=== Recorded information ===
[START]
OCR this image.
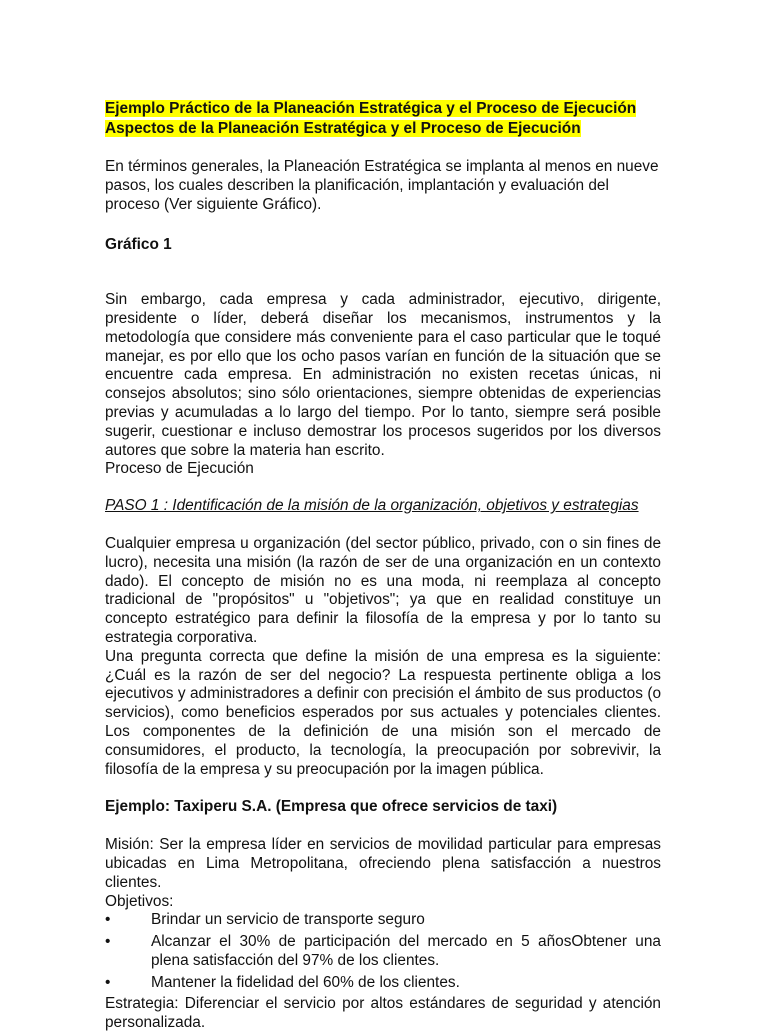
Ejemplo Práctico de la Planeación Estratégica y el Proceso de Ejecución
Aspectos de la Planeación Estratégica y el Proceso de Ejecución

En términos generales, la Planeación Estratégica se implanta al menos en nueve pasos, los cuales describen la planificación, implantación y evaluación del proceso (Ver siguiente Gráfico).

Gráfico 1

Sin embargo, cada empresa y cada administrador, ejecutivo, dirigente, presidente o líder, deberá diseñar los mecanismos, instrumentos y la metodología que considere más conveniente para el caso particular que le toqué manejar, es por ello que los ocho pasos varían en función de la situación que se encuentre cada empresa. En administración no existen recetas únicas, ni consejos absolutos; sino sólo orientaciones, siempre obtenidas de experiencias previas y acumuladas a lo largo del tiempo. Por lo tanto, siempre será posible sugerir, cuestionar e incluso demostrar los procesos sugeridos por los diversos autores que sobre la materia han escrito.

Proceso de Ejecución

PASO 1 : Identificación de la misión de la organización, objetivos y estrategias

Cualquier empresa u organización (del sector público, privado, con o sin fines de lucro), necesita una misión (la razón de ser de una organización en un contexto dado). El concepto de misión no es una moda, ni reemplaza al concepto tradicional de "propósitos" u "objetivos"; ya que en realidad constituye un concepto estratégico para definir la filosofía de la empresa y por lo tanto su estrategia corporativa.

Una pregunta correcta que define la misión de una empresa es la siguiente: ¿Cuál es la razón de ser del negocio? La respuesta pertinente obliga a los ejecutivos y administradores a definir con precisión el ámbito de sus productos (o servicios), como beneficios esperados por sus actuales y potenciales clientes. Los componentes de la definición de una misión son el mercado de consumidores, el producto, la tecnología, la preocupación por sobrevivir, la filosofía de la empresa y su preocupación por la imagen pública.

Ejemplo: Taxiperu S.A. (Empresa que ofrece servicios de taxi)

Misión: Ser la empresa líder en servicios de movilidad particular para empresas ubicadas en Lima Metropolitana, ofreciendo plena satisfacción a nuestros clientes.

Objetivos:

•	Brindar un servicio de transporte seguro
•	Alcanzar el 30% de participación del mercado en 5 añosObtener una plena satisfacción del 97% de los clientes.
•	Mantener la fidelidad del 60% de los clientes.

Estrategia: Diferenciar el servicio por altos estándares de seguridad y atención personalizada.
[END]
Pictures don't belong in the copy. Transcribe every record exactly as it appears.

=== Written solution ===
OCR this image.
Ejemplo Práctico de la Planeación Estratégica y el Proceso de Ejecución
Aspectos de la Planeación Estratégica y el Proceso de Ejecución

En términos generales, la Planeación Estratégica se implanta al menos en nueve pasos, los cuales describen la planificación, implantación y evaluación del proceso (Ver siguiente Gráfico).

Gráfico 1

Sin embargo, cada empresa y cada administrador, ejecutivo, dirigente, presidente o líder, deberá diseñar los mecanismos, instrumentos y la metodología que considere más conveniente para el caso particular que le toqué manejar, es por ello que los ocho pasos varían en función de la situación que se encuentre cada empresa. En administración no existen recetas únicas, ni consejos absolutos; sino sólo orientaciones, siempre obtenidas de experiencias previas y acumuladas a lo largo del tiempo. Por lo tanto, siempre será posible sugerir, cuestionar e incluso demostrar los procesos sugeridos por los diversos autores que sobre la materia han escrito.

Proceso de Ejecución

PASO 1 : Identificación de la misión de la organización, objetivos y estrategias

Cualquier empresa u organización (del sector público, privado, con o sin fines de lucro), necesita una misión (la razón de ser de una organización en un contexto dado). El concepto de misión no es una moda, ni reemplaza al concepto tradicional de "propósitos" u "objetivos"; ya que en realidad constituye un concepto estratégico para definir la filosofía de la empresa y por lo tanto su estrategia corporativa.

Una pregunta correcta que define la misión de una empresa es la siguiente: ¿Cuál es la razón de ser del negocio? La respuesta pertinente obliga a los ejecutivos y administradores a definir con precisión el ámbito de sus productos (o servicios), como beneficios esperados por sus actuales y potenciales clientes. Los componentes de la definición de una misión son el mercado de consumidores, el producto, la tecnología, la preocupación por sobrevivir, la filosofía de la empresa y su preocupación por la imagen pública.

Ejemplo: Taxiperu S.A. (Empresa que ofrece servicios de taxi)

Misión: Ser la empresa líder en servicios de movilidad particular para empresas ubicadas en Lima Metropolitana, ofreciendo plena satisfacción a nuestros clientes.

Objetivos:

•	Brindar un servicio de transporte seguro
•	Alcanzar el 30% de participación del mercado en 5 añosObtener una plena satisfacción del 97% de los clientes.
•	Mantener la fidelidad del 60% de los clientes.

Estrategia: Diferenciar el servicio por altos estándares de seguridad y atención personalizada.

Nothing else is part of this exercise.